__INSTRUCTIONS FOR THE TASK__:
Print the entries below word for word; the pictures stay out of your copy.

__SOURCE MATERIAL__:
============
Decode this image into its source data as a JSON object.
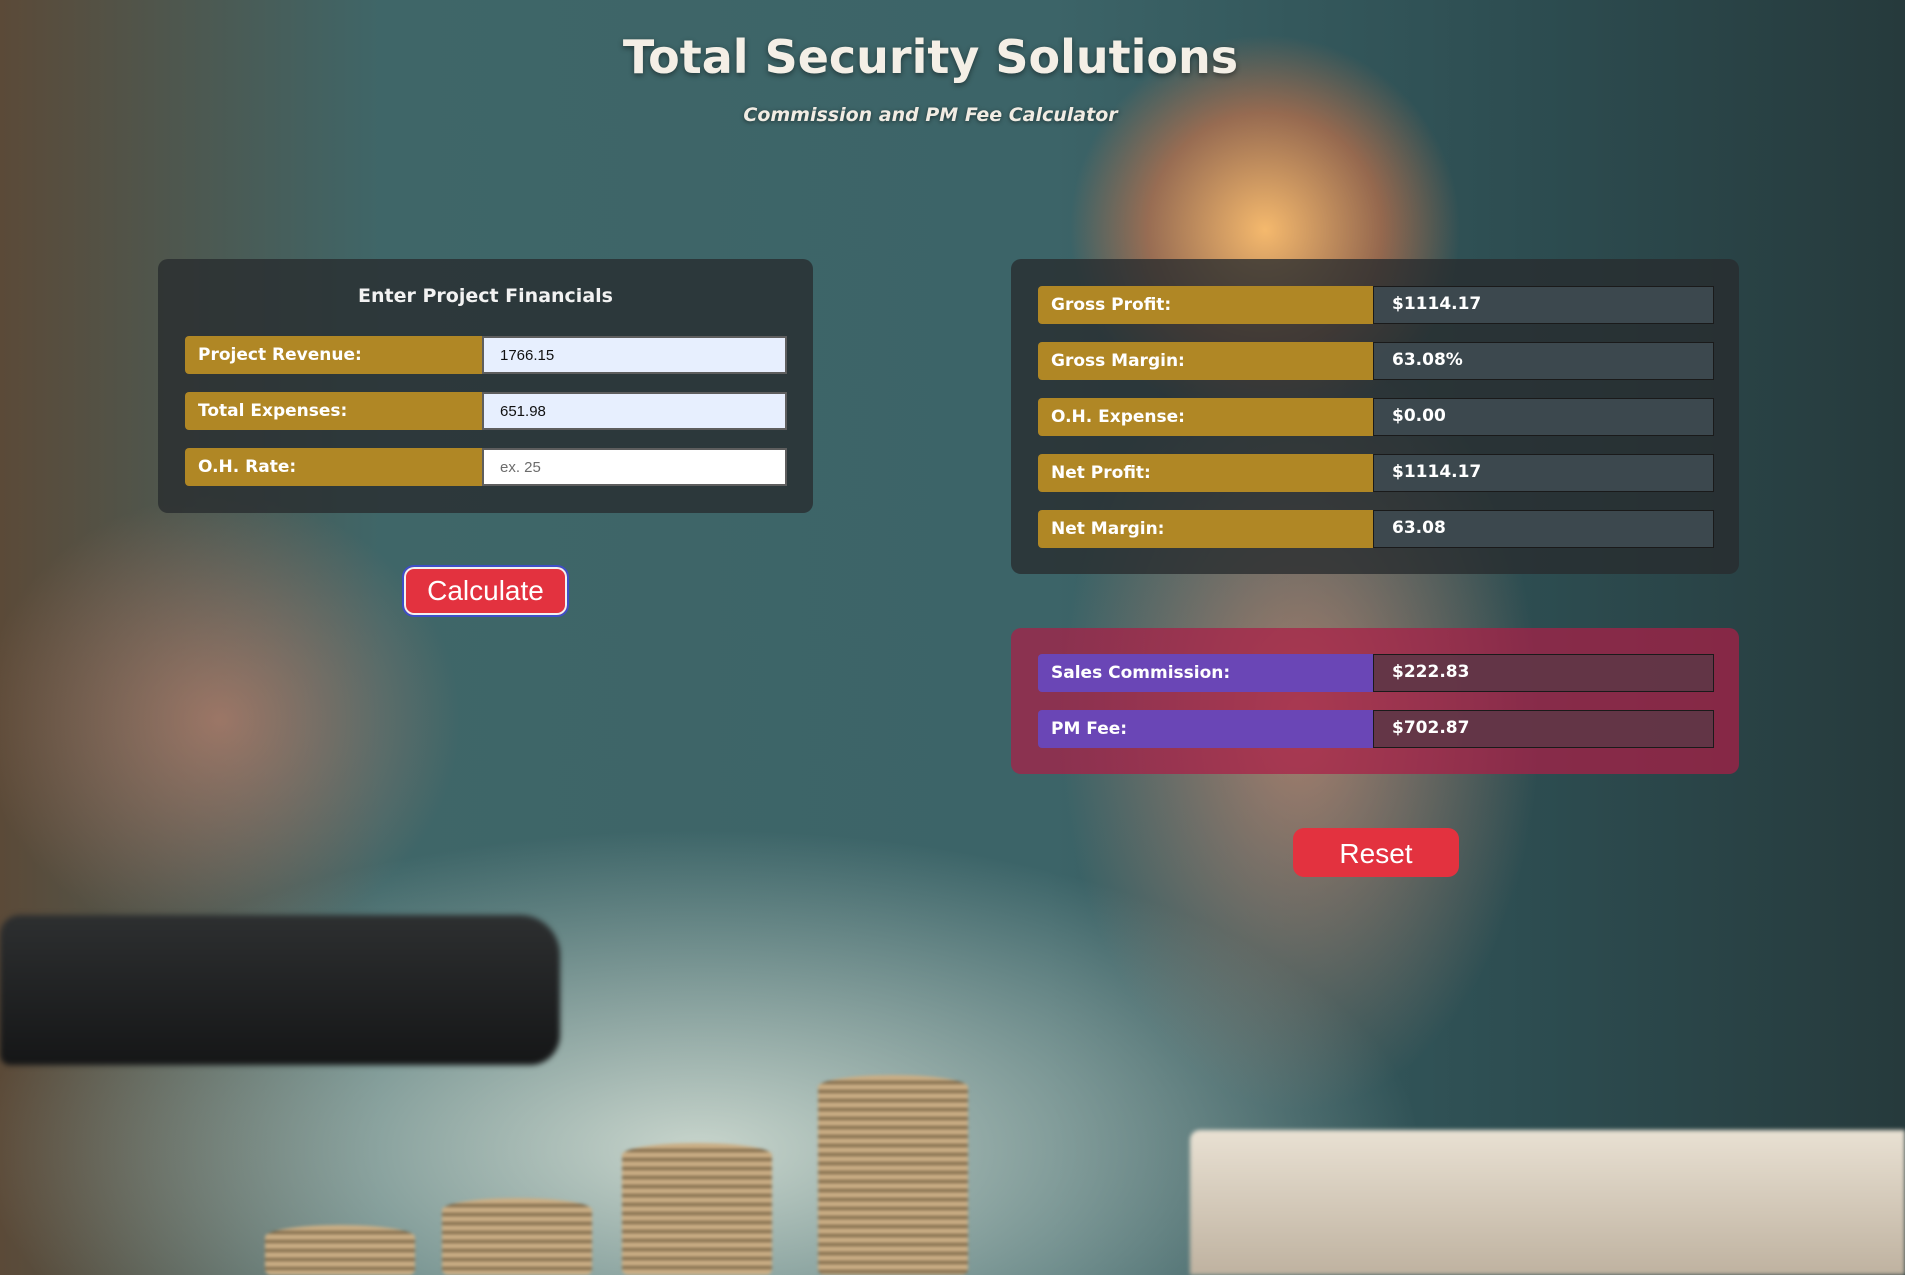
{
  "header": {
    "title": "Total Security Solutions",
    "subtitle": "Commission and PM Fee Calculator"
  },
  "input_panel": {
    "heading": "Enter Project Financials",
    "fields": [
      {
        "label": "Project Revenue:",
        "value": "1766.15",
        "placeholder": ""
      },
      {
        "label": "Total Expenses:",
        "value": "651.98",
        "placeholder": ""
      },
      {
        "label": "O.H. Rate:",
        "value": "",
        "placeholder": "ex. 25"
      }
    ],
    "calculate_label": "Calculate"
  },
  "results_panel": {
    "rows": [
      {
        "label": "Gross Profit:",
        "value": "$1114.17"
      },
      {
        "label": "Gross Margin:",
        "value": "63.08%"
      },
      {
        "label": "O.H. Expense:",
        "value": "$0.00"
      },
      {
        "label": "Net Profit:",
        "value": "$1114.17"
      },
      {
        "label": "Net Margin:",
        "value": "63.08"
      }
    ]
  },
  "commission_panel": {
    "rows": [
      {
        "label": "Sales Commission:",
        "value": "$222.83"
      },
      {
        "label": "PM Fee:",
        "value": "$702.87"
      }
    ]
  },
  "reset_label": "Reset",
  "colors": {
    "label_gold": "#b08725",
    "label_purple": "#6a46b6",
    "button_red": "#e3323f",
    "commission_panel": "#aa1e46"
  }
}
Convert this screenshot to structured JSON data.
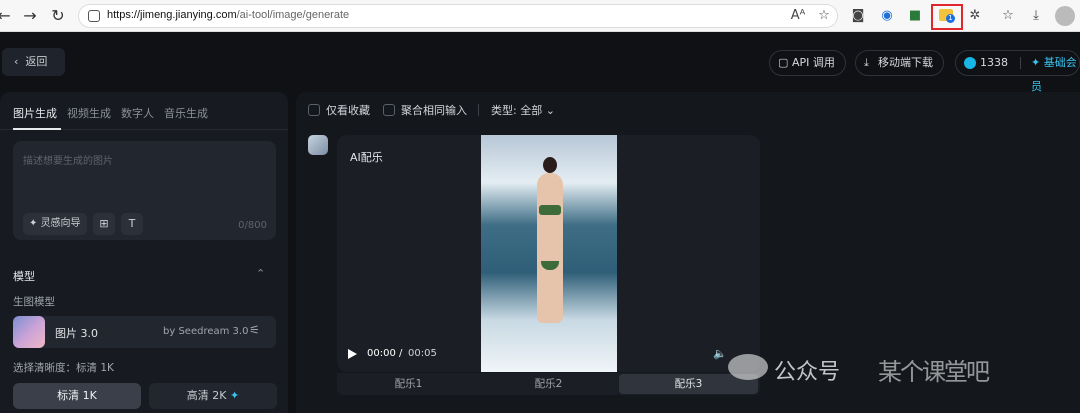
{
  "browser": {
    "url_host": "https://jimeng.jianying.com",
    "url_path": "/ai-tool/image/generate",
    "extension_badge": "1"
  },
  "header": {
    "back_label": "返回",
    "api_label": "API 调用",
    "mobile_download_label": "移动端下载",
    "credits": "1338",
    "membership_label": "基础会员"
  },
  "left": {
    "tabs": [
      "图片生成",
      "视频生成",
      "数字人",
      "音乐生成"
    ],
    "prompt_placeholder": "描述想要生成的图片",
    "inspire_label": "灵感向导",
    "char_counter": "0/800",
    "model_section_title": "模型",
    "model_sub": "生图模型",
    "model_name": "图片 3.0",
    "model_by": "by Seedream 3.0",
    "resolution_label": "选择清晰度：标清 1K",
    "resolution_options": [
      {
        "label": "标清 1K"
      },
      {
        "label": "高清 2K"
      }
    ]
  },
  "right": {
    "filters": {
      "favorites_only": "仅看收藏",
      "merge_same_input": "聚合相同输入",
      "type_label": "类型: 全部"
    },
    "card": {
      "title": "AI配乐",
      "time_current": "00:00",
      "time_sep": "/",
      "time_total": "00:05",
      "music_tabs": [
        "配乐1",
        "配乐2",
        "配乐3"
      ],
      "active_music_tab": 2
    }
  },
  "watermark": {
    "text": "公众号",
    "logo": "某个课堂吧"
  },
  "colors": {
    "page_bg": "#0f1115",
    "panel_bg": "#171a20",
    "accent": "#39c5f0",
    "highlight_box": "#e0272b"
  }
}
============
__SOLUTION FOR THIS TASK__:
Decode this image into its source data as a JSON object.
{
  "header": {
    "title": "Total Security Solutions",
    "subtitle": "Commission and PM Fee Calculator"
  },
  "input_panel": {
    "heading": "Enter Project Financials",
    "fields": [
      {
        "label": "Project Revenue:",
        "value": "1766.15",
        "placeholder": ""
      },
      {
        "label": "Total Expenses:",
        "value": "651.98",
        "placeholder": ""
      },
      {
        "label": "O.H. Rate:",
        "value": "",
        "placeholder": "ex. 25"
      }
    ],
    "calculate_label": "Calculate"
  },
  "results_panel": {
    "rows": [
      {
        "label": "Gross Profit:",
        "value": "$1114.17"
      },
      {
        "label": "Gross Margin:",
        "value": "63.08%"
      },
      {
        "label": "O.H. Expense:",
        "value": "$0.00"
      },
      {
        "label": "Net Profit:",
        "value": "$1114.17"
      },
      {
        "label": "Net Margin:",
        "value": "63.08"
      }
    ]
  },
  "commission_panel": {
    "rows": [
      {
        "label": "Sales Commission:",
        "value": "$222.83"
      },
      {
        "label": "PM Fee:",
        "value": "$702.87"
      }
    ]
  },
  "reset_label": "Reset",
  "colors": {
    "label_gold": "#b08725",
    "label_purple": "#6a46b6",
    "button_red": "#e3323f",
    "commission_panel": "#aa1e46"
  }
}
Convert this screenshot to structured JSON data.
{
  "browser": {
    "url_host": "https://jimeng.jianying.com",
    "url_path": "/ai-tool/image/generate",
    "extension_badge": "1"
  },
  "header": {
    "back_label": "返回",
    "api_label": "API 调用",
    "mobile_download_label": "移动端下载",
    "credits": "1338",
    "membership_label": "基础会员"
  },
  "left": {
    "tabs": [
      "图片生成",
      "视频生成",
      "数字人",
      "音乐生成"
    ],
    "prompt_placeholder": "描述想要生成的图片",
    "inspire_label": "灵感向导",
    "char_counter": "0/800",
    "model_section_title": "模型",
    "model_sub": "生图模型",
    "model_name": "图片 3.0",
    "model_by": "by Seedream 3.0",
    "resolution_label": "选择清晰度：标清 1K",
    "resolution_options": [
      {
        "label": "标清 1K"
      },
      {
        "label": "高清 2K"
      }
    ]
  },
  "right": {
    "filters": {
      "favorites_only": "仅看收藏",
      "merge_same_input": "聚合相同输入",
      "type_label": "类型: 全部"
    },
    "card": {
      "title": "AI配乐",
      "time_current": "00:00",
      "time_sep": "/",
      "time_total": "00:05",
      "music_tabs": [
        "配乐1",
        "配乐2",
        "配乐3"
      ],
      "active_music_tab": 2
    }
  },
  "watermark": {
    "text": "公众号",
    "logo": "某个课堂吧"
  },
  "colors": {
    "page_bg": "#0f1115",
    "panel_bg": "#171a20",
    "accent": "#39c5f0",
    "highlight_box": "#e0272b"
  }
}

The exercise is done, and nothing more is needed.